▶ [What is asked]:
Give every line from the entries that contains "Orifices".
= = =
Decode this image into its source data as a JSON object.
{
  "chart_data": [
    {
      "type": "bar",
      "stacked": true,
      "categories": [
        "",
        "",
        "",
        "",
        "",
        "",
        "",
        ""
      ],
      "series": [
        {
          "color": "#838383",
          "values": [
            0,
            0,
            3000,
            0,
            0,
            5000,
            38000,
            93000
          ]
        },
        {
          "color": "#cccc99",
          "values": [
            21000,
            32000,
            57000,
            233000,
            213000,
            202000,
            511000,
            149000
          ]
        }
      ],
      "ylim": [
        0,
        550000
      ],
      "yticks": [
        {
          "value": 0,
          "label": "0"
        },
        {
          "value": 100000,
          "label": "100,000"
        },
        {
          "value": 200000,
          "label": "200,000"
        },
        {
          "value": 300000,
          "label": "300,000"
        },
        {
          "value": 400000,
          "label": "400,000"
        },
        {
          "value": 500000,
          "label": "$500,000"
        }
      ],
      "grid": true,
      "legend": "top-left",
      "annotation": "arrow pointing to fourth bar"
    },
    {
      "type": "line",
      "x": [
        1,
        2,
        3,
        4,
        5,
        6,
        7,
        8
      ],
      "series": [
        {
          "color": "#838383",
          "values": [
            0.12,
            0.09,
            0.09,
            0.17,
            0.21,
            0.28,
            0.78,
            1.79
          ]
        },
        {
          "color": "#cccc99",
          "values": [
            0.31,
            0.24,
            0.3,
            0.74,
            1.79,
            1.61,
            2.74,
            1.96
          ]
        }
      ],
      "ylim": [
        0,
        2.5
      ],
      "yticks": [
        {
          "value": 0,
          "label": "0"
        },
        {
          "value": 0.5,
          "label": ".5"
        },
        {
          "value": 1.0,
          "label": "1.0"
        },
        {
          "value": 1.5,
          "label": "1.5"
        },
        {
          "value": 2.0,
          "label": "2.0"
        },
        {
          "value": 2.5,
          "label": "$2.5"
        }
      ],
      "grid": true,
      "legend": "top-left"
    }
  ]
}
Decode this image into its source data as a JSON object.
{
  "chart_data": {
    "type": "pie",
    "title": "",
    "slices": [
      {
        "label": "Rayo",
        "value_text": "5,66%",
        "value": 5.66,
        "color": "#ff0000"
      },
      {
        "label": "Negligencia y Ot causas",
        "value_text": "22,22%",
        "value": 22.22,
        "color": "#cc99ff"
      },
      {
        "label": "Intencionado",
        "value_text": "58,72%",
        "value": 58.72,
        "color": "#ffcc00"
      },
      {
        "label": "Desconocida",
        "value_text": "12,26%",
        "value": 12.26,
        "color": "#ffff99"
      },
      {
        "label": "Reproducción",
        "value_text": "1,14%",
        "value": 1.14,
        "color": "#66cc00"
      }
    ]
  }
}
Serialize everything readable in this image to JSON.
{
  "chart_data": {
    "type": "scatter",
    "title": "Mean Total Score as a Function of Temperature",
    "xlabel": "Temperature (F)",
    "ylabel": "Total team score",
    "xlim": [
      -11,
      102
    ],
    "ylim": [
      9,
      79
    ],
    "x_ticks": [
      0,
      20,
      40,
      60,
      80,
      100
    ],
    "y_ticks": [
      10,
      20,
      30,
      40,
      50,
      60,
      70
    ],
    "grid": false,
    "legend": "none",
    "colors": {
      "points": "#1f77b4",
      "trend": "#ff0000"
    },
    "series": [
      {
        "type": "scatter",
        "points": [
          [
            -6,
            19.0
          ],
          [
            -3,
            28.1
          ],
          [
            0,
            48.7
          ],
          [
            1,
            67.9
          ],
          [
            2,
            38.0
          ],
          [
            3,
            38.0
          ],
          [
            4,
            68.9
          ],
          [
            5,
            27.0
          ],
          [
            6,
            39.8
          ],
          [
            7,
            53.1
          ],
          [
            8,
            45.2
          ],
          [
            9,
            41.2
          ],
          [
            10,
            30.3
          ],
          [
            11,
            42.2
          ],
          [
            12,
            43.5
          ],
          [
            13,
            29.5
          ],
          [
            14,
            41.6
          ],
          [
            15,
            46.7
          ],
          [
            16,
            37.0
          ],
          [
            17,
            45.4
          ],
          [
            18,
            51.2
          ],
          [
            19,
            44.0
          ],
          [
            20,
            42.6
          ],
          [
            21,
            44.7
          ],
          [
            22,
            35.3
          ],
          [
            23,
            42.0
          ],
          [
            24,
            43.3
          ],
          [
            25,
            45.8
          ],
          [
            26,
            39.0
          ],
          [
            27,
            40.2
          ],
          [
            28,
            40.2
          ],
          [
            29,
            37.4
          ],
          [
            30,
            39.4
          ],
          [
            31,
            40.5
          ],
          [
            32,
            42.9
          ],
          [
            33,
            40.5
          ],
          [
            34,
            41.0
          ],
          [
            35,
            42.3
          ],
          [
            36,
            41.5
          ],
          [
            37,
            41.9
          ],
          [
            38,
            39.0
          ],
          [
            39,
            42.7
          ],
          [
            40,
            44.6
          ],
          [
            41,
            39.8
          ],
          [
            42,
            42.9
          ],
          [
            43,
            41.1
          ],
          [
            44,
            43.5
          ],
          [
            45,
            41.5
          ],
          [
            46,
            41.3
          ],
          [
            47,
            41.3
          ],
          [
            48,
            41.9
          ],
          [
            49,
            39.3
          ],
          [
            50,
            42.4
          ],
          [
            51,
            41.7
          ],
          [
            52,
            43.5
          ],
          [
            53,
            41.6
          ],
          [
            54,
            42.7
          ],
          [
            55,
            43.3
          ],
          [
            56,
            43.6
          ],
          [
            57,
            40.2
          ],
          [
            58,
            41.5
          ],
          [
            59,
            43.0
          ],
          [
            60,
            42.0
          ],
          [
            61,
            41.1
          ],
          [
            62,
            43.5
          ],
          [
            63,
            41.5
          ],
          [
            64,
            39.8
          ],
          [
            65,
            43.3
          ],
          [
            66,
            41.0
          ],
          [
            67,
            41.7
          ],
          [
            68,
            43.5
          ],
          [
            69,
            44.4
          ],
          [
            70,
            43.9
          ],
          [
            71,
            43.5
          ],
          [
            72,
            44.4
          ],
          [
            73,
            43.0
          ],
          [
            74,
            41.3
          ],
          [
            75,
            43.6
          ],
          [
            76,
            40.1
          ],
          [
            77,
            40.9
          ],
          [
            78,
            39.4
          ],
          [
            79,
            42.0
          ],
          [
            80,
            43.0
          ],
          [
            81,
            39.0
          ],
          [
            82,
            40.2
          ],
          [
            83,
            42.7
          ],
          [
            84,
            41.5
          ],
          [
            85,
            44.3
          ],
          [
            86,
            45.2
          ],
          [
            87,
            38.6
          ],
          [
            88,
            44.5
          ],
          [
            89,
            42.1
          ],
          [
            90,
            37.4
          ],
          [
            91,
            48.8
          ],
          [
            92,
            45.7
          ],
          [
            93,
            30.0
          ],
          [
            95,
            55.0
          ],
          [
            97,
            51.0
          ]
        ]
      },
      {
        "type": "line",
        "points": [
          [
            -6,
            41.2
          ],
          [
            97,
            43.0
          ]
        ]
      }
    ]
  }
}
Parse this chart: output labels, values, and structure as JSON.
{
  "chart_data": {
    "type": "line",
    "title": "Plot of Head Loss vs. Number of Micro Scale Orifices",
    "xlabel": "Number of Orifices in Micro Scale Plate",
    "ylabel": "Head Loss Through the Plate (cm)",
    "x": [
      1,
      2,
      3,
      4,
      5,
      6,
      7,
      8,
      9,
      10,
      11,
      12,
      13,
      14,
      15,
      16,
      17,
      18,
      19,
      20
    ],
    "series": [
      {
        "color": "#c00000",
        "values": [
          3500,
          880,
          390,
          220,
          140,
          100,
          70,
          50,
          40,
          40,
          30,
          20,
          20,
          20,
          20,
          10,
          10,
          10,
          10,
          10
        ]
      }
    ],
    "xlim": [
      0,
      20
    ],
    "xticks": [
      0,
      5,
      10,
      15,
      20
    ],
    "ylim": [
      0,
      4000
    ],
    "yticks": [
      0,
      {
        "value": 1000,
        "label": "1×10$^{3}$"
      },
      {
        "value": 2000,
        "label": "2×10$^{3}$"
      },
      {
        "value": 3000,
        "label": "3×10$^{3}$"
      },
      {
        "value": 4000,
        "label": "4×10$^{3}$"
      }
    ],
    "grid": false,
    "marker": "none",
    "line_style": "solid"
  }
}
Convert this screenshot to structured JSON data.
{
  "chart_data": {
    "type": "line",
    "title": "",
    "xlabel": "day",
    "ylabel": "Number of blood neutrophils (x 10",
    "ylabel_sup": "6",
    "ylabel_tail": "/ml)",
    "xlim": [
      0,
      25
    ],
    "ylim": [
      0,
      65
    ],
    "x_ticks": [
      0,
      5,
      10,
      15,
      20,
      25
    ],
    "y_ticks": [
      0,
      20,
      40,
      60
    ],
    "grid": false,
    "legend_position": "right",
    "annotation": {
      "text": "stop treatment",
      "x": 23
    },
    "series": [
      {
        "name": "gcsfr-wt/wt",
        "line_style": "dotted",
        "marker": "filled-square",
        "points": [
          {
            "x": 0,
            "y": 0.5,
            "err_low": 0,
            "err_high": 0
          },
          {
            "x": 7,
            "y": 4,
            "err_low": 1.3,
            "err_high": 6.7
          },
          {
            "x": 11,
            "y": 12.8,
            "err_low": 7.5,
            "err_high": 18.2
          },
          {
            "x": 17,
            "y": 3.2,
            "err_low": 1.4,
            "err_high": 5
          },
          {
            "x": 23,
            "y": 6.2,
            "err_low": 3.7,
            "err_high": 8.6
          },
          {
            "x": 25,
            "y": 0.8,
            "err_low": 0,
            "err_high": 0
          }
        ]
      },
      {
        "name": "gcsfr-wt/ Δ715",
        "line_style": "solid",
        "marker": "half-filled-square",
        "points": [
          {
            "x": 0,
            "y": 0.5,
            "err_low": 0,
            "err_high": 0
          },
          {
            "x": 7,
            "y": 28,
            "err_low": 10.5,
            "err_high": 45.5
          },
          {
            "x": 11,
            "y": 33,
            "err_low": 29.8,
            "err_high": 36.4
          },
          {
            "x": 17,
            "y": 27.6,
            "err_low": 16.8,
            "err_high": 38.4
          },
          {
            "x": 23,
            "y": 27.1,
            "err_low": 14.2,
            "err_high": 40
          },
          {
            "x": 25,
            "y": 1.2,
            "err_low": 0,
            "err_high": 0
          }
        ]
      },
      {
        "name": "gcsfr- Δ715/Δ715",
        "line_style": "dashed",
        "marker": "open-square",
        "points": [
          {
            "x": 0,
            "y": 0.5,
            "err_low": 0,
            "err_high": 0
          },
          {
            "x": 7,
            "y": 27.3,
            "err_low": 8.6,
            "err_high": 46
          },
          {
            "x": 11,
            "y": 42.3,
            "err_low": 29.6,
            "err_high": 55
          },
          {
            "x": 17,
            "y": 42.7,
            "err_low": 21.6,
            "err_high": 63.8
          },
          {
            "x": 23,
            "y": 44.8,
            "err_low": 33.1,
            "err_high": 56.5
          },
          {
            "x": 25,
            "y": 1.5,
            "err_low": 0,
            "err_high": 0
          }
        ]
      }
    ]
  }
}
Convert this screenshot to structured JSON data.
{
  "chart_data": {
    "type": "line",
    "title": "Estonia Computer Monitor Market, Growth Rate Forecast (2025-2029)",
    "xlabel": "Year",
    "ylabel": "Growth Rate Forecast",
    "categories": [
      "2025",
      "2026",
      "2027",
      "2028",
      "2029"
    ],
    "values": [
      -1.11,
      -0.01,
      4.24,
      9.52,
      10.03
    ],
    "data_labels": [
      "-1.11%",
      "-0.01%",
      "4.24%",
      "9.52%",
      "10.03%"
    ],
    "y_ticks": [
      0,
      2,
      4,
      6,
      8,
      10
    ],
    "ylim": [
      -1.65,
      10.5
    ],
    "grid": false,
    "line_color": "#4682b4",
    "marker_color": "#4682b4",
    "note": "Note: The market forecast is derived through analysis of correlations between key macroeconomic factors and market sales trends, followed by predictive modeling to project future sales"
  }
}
= = =
▶ [Answer for this exercise]:
    "title": "Plot of Head Loss vs. Number of Micro Scale Orifices",
    "xlabel": "Number of Orifices in Micro Scale Plate",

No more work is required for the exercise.